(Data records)
###

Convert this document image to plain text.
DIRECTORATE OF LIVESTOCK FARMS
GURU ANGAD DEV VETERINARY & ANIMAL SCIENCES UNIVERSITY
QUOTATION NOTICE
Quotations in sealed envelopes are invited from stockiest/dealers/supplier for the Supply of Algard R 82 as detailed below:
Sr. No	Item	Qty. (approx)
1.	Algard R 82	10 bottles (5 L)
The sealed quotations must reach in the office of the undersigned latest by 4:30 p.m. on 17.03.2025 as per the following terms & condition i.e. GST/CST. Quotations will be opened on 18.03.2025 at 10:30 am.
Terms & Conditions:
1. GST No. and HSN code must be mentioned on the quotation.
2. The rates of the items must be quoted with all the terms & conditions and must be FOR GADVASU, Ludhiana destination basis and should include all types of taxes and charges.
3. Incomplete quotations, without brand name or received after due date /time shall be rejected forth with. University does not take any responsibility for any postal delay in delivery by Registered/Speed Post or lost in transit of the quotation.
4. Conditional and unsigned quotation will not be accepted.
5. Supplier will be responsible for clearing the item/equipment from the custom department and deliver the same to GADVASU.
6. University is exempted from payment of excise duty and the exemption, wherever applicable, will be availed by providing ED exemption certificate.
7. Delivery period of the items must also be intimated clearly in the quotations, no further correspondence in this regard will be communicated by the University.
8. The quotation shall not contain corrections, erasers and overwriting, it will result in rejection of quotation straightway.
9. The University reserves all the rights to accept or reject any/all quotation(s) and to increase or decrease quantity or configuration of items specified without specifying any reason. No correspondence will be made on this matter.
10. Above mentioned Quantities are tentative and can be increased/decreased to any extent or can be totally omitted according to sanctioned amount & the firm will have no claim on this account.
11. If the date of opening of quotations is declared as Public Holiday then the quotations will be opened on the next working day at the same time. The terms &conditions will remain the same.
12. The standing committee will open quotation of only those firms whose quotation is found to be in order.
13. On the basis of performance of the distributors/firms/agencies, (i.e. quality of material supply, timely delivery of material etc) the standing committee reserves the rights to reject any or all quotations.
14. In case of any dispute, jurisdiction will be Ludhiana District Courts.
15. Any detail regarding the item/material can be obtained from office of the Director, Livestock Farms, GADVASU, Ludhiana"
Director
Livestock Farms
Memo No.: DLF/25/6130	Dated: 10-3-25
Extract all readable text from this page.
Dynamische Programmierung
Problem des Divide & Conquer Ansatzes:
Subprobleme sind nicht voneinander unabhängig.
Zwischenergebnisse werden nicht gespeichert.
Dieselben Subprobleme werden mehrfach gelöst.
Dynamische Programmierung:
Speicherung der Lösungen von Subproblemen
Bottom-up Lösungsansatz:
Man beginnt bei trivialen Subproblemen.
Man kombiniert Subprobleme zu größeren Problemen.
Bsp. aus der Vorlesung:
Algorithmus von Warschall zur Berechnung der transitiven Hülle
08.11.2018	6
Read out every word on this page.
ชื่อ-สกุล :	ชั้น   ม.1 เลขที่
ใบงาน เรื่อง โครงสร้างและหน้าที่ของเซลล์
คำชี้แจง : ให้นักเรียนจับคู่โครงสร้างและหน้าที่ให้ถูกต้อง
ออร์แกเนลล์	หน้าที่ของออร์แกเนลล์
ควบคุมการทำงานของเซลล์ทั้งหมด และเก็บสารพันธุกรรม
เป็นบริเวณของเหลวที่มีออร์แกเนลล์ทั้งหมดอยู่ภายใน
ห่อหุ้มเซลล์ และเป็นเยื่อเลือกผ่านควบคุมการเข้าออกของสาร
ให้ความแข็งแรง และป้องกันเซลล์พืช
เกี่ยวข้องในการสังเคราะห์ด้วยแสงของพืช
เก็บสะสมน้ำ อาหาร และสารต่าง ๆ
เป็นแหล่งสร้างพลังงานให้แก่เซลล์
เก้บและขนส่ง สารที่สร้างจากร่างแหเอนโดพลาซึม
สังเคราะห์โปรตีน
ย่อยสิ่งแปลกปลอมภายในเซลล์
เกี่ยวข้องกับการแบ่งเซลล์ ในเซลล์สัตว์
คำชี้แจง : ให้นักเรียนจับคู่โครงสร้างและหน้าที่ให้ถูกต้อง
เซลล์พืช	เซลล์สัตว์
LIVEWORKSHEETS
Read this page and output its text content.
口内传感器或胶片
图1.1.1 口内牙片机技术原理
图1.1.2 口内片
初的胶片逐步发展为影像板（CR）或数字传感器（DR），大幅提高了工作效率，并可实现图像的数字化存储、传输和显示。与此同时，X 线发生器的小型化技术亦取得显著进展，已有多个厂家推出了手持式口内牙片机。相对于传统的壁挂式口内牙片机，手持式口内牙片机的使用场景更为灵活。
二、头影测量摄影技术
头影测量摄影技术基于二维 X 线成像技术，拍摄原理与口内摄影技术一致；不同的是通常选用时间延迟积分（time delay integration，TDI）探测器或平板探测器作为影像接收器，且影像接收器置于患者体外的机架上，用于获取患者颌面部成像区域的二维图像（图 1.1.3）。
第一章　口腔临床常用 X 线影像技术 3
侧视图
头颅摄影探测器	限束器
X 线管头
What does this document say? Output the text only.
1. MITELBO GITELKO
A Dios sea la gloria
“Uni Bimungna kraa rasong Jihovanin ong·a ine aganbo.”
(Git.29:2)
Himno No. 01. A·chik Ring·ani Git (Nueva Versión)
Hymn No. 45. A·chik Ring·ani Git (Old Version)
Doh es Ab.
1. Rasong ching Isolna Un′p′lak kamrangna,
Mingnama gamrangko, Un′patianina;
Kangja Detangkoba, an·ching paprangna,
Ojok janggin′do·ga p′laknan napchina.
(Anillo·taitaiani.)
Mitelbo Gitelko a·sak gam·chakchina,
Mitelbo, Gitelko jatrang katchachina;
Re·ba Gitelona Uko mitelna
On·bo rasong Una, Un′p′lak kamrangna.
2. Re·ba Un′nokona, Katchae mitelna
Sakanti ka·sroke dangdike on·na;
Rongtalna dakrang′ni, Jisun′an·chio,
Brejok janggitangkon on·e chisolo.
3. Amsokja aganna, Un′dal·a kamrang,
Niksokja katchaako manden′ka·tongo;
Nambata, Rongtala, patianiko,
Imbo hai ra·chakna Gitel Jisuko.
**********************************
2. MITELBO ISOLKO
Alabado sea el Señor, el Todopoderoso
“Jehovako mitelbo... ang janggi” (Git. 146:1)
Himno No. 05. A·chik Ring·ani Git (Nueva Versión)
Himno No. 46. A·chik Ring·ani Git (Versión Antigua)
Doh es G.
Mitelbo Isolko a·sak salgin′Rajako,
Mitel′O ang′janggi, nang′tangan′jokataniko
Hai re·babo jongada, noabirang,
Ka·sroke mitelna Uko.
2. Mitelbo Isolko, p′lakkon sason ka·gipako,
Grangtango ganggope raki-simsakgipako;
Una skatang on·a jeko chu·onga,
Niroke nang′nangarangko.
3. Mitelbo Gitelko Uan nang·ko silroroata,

###

◆ Instruction
Copy all lines from the material that contain "sroke".

◆ Answer below
Sakanti ka·sroke dangdike on·na;
Ka·sroke mitelna Uko.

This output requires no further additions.